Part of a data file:
---

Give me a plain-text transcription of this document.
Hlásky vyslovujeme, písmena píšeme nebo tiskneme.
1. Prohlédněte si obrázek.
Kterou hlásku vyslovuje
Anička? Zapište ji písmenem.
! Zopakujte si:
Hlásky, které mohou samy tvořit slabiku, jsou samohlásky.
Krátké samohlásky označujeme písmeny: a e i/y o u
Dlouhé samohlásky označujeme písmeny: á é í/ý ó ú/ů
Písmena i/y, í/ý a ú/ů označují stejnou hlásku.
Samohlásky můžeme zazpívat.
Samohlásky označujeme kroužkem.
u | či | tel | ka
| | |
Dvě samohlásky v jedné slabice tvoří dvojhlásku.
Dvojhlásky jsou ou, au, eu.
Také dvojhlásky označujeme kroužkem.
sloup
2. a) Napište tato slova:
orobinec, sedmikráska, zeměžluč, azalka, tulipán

---

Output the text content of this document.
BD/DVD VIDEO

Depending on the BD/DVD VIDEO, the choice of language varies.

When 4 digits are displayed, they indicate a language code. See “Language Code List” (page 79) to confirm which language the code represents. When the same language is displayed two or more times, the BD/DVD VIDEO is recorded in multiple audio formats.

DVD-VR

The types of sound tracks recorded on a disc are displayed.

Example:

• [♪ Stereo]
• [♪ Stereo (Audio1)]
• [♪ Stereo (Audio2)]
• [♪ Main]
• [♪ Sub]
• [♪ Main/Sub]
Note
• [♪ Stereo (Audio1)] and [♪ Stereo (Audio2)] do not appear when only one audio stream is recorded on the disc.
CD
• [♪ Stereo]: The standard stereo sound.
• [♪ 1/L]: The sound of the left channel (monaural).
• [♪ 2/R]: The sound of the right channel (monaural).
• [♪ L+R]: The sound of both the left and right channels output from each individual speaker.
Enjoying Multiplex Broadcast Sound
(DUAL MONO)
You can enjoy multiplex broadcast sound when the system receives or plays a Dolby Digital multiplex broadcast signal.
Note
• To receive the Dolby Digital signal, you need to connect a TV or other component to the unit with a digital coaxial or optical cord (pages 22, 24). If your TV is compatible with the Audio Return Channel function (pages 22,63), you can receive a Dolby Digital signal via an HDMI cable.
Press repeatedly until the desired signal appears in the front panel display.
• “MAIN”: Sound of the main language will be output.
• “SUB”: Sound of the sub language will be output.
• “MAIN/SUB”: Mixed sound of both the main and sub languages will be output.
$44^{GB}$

---

Copy, from the material, each line that holds the string "will".

RESPONSE TO THE EXERCISE ▸
• “MAIN”: Sound of the main language will be output.
• “SUB”: Sound of the sub language will be output.
• “MAIN/SUB”: Mixed sound of both the main and sub languages will be output.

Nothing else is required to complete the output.